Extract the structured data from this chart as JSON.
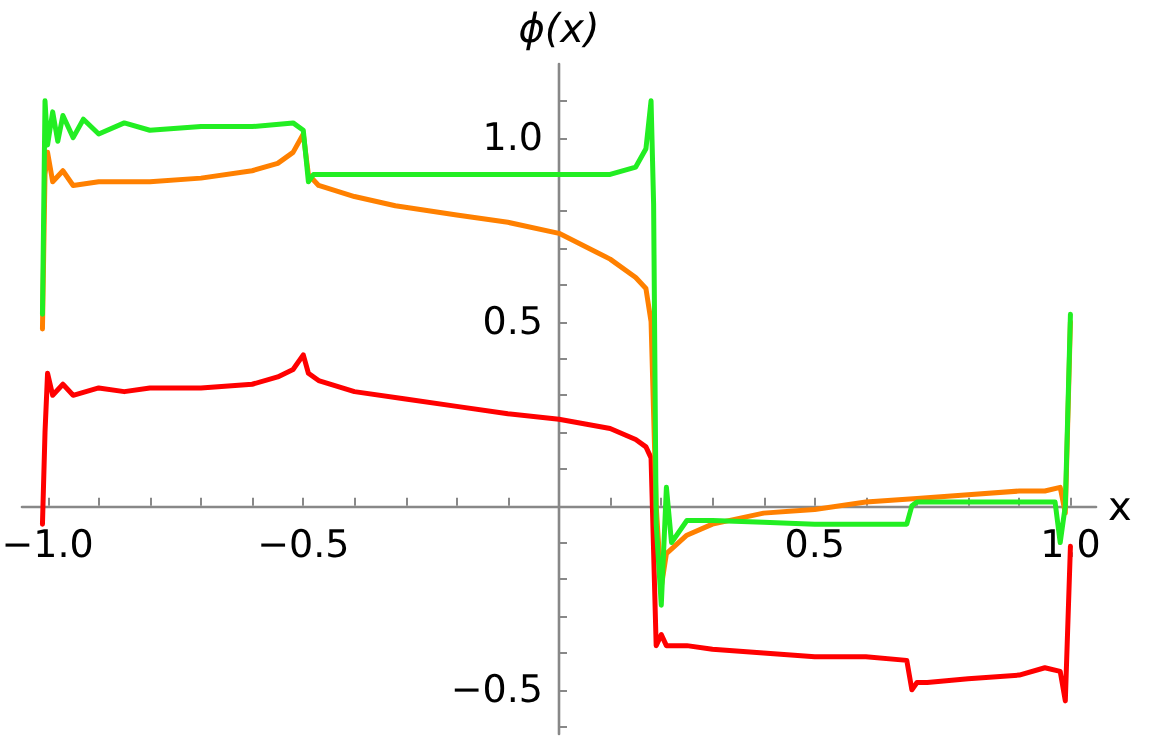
{
  "chart_data": {
    "type": "line",
    "xlabel": "x",
    "ylabel": "ϕ(x)",
    "xlim": [
      -1.05,
      1.05
    ],
    "ylim": [
      -0.62,
      1.2
    ],
    "xticks": [
      {
        "value": -1.0,
        "label": "−1.0"
      },
      {
        "value": -0.9,
        "label": null
      },
      {
        "value": -0.8,
        "label": null
      },
      {
        "value": -0.7,
        "label": null
      },
      {
        "value": -0.6,
        "label": null
      },
      {
        "value": -0.5,
        "label": "−0.5"
      },
      {
        "value": -0.4,
        "label": null
      },
      {
        "value": -0.3,
        "label": null
      },
      {
        "value": -0.2,
        "label": null
      },
      {
        "value": -0.1,
        "label": null
      },
      {
        "value": 0.1,
        "label": null
      },
      {
        "value": 0.2,
        "label": null
      },
      {
        "value": 0.3,
        "label": null
      },
      {
        "value": 0.4,
        "label": null
      },
      {
        "value": 0.5,
        "label": "0.5"
      },
      {
        "value": 0.6,
        "label": null
      },
      {
        "value": 0.7,
        "label": null
      },
      {
        "value": 0.8,
        "label": null
      },
      {
        "value": 0.9,
        "label": null
      },
      {
        "value": 1.0,
        "label": "1.0"
      }
    ],
    "yticks": [
      {
        "value": -0.6,
        "label": null
      },
      {
        "value": -0.5,
        "label": "−0.5"
      },
      {
        "value": -0.4,
        "label": null
      },
      {
        "value": -0.3,
        "label": null
      },
      {
        "value": -0.2,
        "label": null
      },
      {
        "value": -0.1,
        "label": null
      },
      {
        "value": 0.1,
        "label": null
      },
      {
        "value": 0.2,
        "label": null
      },
      {
        "value": 0.3,
        "label": null
      },
      {
        "value": 0.4,
        "label": null
      },
      {
        "value": 0.5,
        "label": "0.5"
      },
      {
        "value": 0.6,
        "label": null
      },
      {
        "value": 0.7,
        "label": null
      },
      {
        "value": 0.8,
        "label": null
      },
      {
        "value": 0.9,
        "label": null
      },
      {
        "value": 1.0,
        "label": "1.0"
      },
      {
        "value": 1.1,
        "label": null
      }
    ],
    "grid": false,
    "series": [
      {
        "color": "#ff0000",
        "x": [
          -1.01,
          -1.005,
          -1.0,
          -0.99,
          -0.97,
          -0.95,
          -0.9,
          -0.85,
          -0.8,
          -0.7,
          -0.6,
          -0.55,
          -0.52,
          -0.5,
          -0.49,
          -0.47,
          -0.4,
          -0.3,
          -0.2,
          -0.1,
          0.0,
          0.1,
          0.15,
          0.17,
          0.18,
          0.19,
          0.2,
          0.21,
          0.25,
          0.3,
          0.4,
          0.5,
          0.6,
          0.68,
          0.69,
          0.7,
          0.72,
          0.8,
          0.9,
          0.95,
          0.98,
          0.99,
          1.0
        ],
        "values": [
          -0.05,
          0.2,
          0.36,
          0.3,
          0.33,
          0.3,
          0.32,
          0.31,
          0.32,
          0.32,
          0.33,
          0.35,
          0.37,
          0.41,
          0.36,
          0.34,
          0.31,
          0.29,
          0.27,
          0.25,
          0.235,
          0.21,
          0.18,
          0.16,
          0.13,
          -0.38,
          -0.35,
          -0.38,
          -0.38,
          -0.39,
          -0.4,
          -0.41,
          -0.41,
          -0.42,
          -0.5,
          -0.48,
          -0.48,
          -0.47,
          -0.46,
          -0.44,
          -0.45,
          -0.53,
          -0.11
        ]
      },
      {
        "color": "#ff8000",
        "x": [
          -1.01,
          -1.005,
          -1.0,
          -0.99,
          -0.97,
          -0.95,
          -0.9,
          -0.8,
          -0.7,
          -0.6,
          -0.55,
          -0.52,
          -0.5,
          -0.49,
          -0.47,
          -0.4,
          -0.32,
          -0.2,
          -0.1,
          0.0,
          0.1,
          0.15,
          0.17,
          0.18,
          0.19,
          0.2,
          0.21,
          0.25,
          0.3,
          0.4,
          0.5,
          0.6,
          0.7,
          0.8,
          0.9,
          0.95,
          0.98,
          0.99,
          1.0
        ],
        "values": [
          0.48,
          0.9,
          0.96,
          0.88,
          0.91,
          0.87,
          0.88,
          0.88,
          0.89,
          0.91,
          0.93,
          0.96,
          1.01,
          0.9,
          0.87,
          0.84,
          0.815,
          0.79,
          0.77,
          0.74,
          0.67,
          0.62,
          0.59,
          0.5,
          0.0,
          -0.22,
          -0.13,
          -0.08,
          -0.05,
          -0.02,
          -0.01,
          0.01,
          0.02,
          0.03,
          0.04,
          0.04,
          0.05,
          -0.02,
          0.5
        ]
      },
      {
        "color": "#22ee22",
        "x": [
          -1.01,
          -1.005,
          -1.0,
          -0.99,
          -0.98,
          -0.97,
          -0.95,
          -0.93,
          -0.9,
          -0.85,
          -0.8,
          -0.7,
          -0.6,
          -0.52,
          -0.5,
          -0.49,
          -0.48,
          -0.4,
          -0.2,
          0.0,
          0.1,
          0.15,
          0.17,
          0.18,
          0.185,
          0.19,
          0.2,
          0.21,
          0.22,
          0.25,
          0.3,
          0.4,
          0.5,
          0.6,
          0.68,
          0.69,
          0.7,
          0.8,
          0.9,
          0.97,
          0.98,
          0.99,
          1.0
        ],
        "values": [
          0.52,
          1.1,
          0.98,
          1.07,
          0.99,
          1.06,
          1.0,
          1.05,
          1.01,
          1.04,
          1.02,
          1.03,
          1.03,
          1.04,
          1.02,
          0.88,
          0.9,
          0.9,
          0.9,
          0.9,
          0.9,
          0.92,
          0.97,
          1.1,
          0.82,
          -0.05,
          -0.27,
          0.05,
          -0.1,
          -0.04,
          -0.04,
          -0.045,
          -0.05,
          -0.05,
          -0.05,
          0.0,
          0.01,
          0.01,
          0.01,
          0.01,
          -0.1,
          0.0,
          0.52
        ]
      }
    ]
  }
}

__Requirement__
Repeat the records word for word. Any picture in them should be left out.

__Output__
Extract the structured data from this chart as JSON.
{
  "chart_data": {
    "type": "line",
    "xlabel": "x",
    "ylabel": "ϕ(x)",
    "xlim": [
      -1.05,
      1.05
    ],
    "ylim": [
      -0.62,
      1.2
    ],
    "xticks": [
      {
        "value": -1.0,
        "label": "−1.0"
      },
      {
        "value": -0.9,
        "label": null
      },
      {
        "value": -0.8,
        "label": null
      },
      {
        "value": -0.7,
        "label": null
      },
      {
        "value": -0.6,
        "label": null
      },
      {
        "value": -0.5,
        "label": "−0.5"
      },
      {
        "value": -0.4,
        "label": null
      },
      {
        "value": -0.3,
        "label": null
      },
      {
        "value": -0.2,
        "label": null
      },
      {
        "value": -0.1,
        "label": null
      },
      {
        "value": 0.1,
        "label": null
      },
      {
        "value": 0.2,
        "label": null
      },
      {
        "value": 0.3,
        "label": null
      },
      {
        "value": 0.4,
        "label": null
      },
      {
        "value": 0.5,
        "label": "0.5"
      },
      {
        "value": 0.6,
        "label": null
      },
      {
        "value": 0.7,
        "label": null
      },
      {
        "value": 0.8,
        "label": null
      },
      {
        "value": 0.9,
        "label": null
      },
      {
        "value": 1.0,
        "label": "1.0"
      }
    ],
    "yticks": [
      {
        "value": -0.6,
        "label": null
      },
      {
        "value": -0.5,
        "label": "−0.5"
      },
      {
        "value": -0.4,
        "label": null
      },
      {
        "value": -0.3,
        "label": null
      },
      {
        "value": -0.2,
        "label": null
      },
      {
        "value": -0.1,
        "label": null
      },
      {
        "value": 0.1,
        "label": null
      },
      {
        "value": 0.2,
        "label": null
      },
      {
        "value": 0.3,
        "label": null
      },
      {
        "value": 0.4,
        "label": null
      },
      {
        "value": 0.5,
        "label": "0.5"
      },
      {
        "value": 0.6,
        "label": null
      },
      {
        "value": 0.7,
        "label": null
      },
      {
        "value": 0.8,
        "label": null
      },
      {
        "value": 0.9,
        "label": null
      },
      {
        "value": 1.0,
        "label": "1.0"
      },
      {
        "value": 1.1,
        "label": null
      }
    ],
    "grid": false,
    "series": [
      {
        "color": "#ff0000",
        "x": [
          -1.01,
          -1.005,
          -1.0,
          -0.99,
          -0.97,
          -0.95,
          -0.9,
          -0.85,
          -0.8,
          -0.7,
          -0.6,
          -0.55,
          -0.52,
          -0.5,
          -0.49,
          -0.47,
          -0.4,
          -0.3,
          -0.2,
          -0.1,
          0.0,
          0.1,
          0.15,
          0.17,
          0.18,
          0.19,
          0.2,
          0.21,
          0.25,
          0.3,
          0.4,
          0.5,
          0.6,
          0.68,
          0.69,
          0.7,
          0.72,
          0.8,
          0.9,
          0.95,
          0.98,
          0.99,
          1.0
        ],
        "values": [
          -0.05,
          0.2,
          0.36,
          0.3,
          0.33,
          0.3,
          0.32,
          0.31,
          0.32,
          0.32,
          0.33,
          0.35,
          0.37,
          0.41,
          0.36,
          0.34,
          0.31,
          0.29,
          0.27,
          0.25,
          0.235,
          0.21,
          0.18,
          0.16,
          0.13,
          -0.38,
          -0.35,
          -0.38,
          -0.38,
          -0.39,
          -0.4,
          -0.41,
          -0.41,
          -0.42,
          -0.5,
          -0.48,
          -0.48,
          -0.47,
          -0.46,
          -0.44,
          -0.45,
          -0.53,
          -0.11
        ]
      },
      {
        "color": "#ff8000",
        "x": [
          -1.01,
          -1.005,
          -1.0,
          -0.99,
          -0.97,
          -0.95,
          -0.9,
          -0.8,
          -0.7,
          -0.6,
          -0.55,
          -0.52,
          -0.5,
          -0.49,
          -0.47,
          -0.4,
          -0.32,
          -0.2,
          -0.1,
          0.0,
          0.1,
          0.15,
          0.17,
          0.18,
          0.19,
          0.2,
          0.21,
          0.25,
          0.3,
          0.4,
          0.5,
          0.6,
          0.7,
          0.8,
          0.9,
          0.95,
          0.98,
          0.99,
          1.0
        ],
        "values": [
          0.48,
          0.9,
          0.96,
          0.88,
          0.91,
          0.87,
          0.88,
          0.88,
          0.89,
          0.91,
          0.93,
          0.96,
          1.01,
          0.9,
          0.87,
          0.84,
          0.815,
          0.79,
          0.77,
          0.74,
          0.67,
          0.62,
          0.59,
          0.5,
          0.0,
          -0.22,
          -0.13,
          -0.08,
          -0.05,
          -0.02,
          -0.01,
          0.01,
          0.02,
          0.03,
          0.04,
          0.04,
          0.05,
          -0.02,
          0.5
        ]
      },
      {
        "color": "#22ee22",
        "x": [
          -1.01,
          -1.005,
          -1.0,
          -0.99,
          -0.98,
          -0.97,
          -0.95,
          -0.93,
          -0.9,
          -0.85,
          -0.8,
          -0.7,
          -0.6,
          -0.52,
          -0.5,
          -0.49,
          -0.48,
          -0.4,
          -0.2,
          0.0,
          0.1,
          0.15,
          0.17,
          0.18,
          0.185,
          0.19,
          0.2,
          0.21,
          0.22,
          0.25,
          0.3,
          0.4,
          0.5,
          0.6,
          0.68,
          0.69,
          0.7,
          0.8,
          0.9,
          0.97,
          0.98,
          0.99,
          1.0
        ],
        "values": [
          0.52,
          1.1,
          0.98,
          1.07,
          0.99,
          1.06,
          1.0,
          1.05,
          1.01,
          1.04,
          1.02,
          1.03,
          1.03,
          1.04,
          1.02,
          0.88,
          0.9,
          0.9,
          0.9,
          0.9,
          0.9,
          0.92,
          0.97,
          1.1,
          0.82,
          -0.05,
          -0.27,
          0.05,
          -0.1,
          -0.04,
          -0.04,
          -0.045,
          -0.05,
          -0.05,
          -0.05,
          0.0,
          0.01,
          0.01,
          0.01,
          0.01,
          -0.1,
          0.0,
          0.52
        ]
      }
    ]
  }
}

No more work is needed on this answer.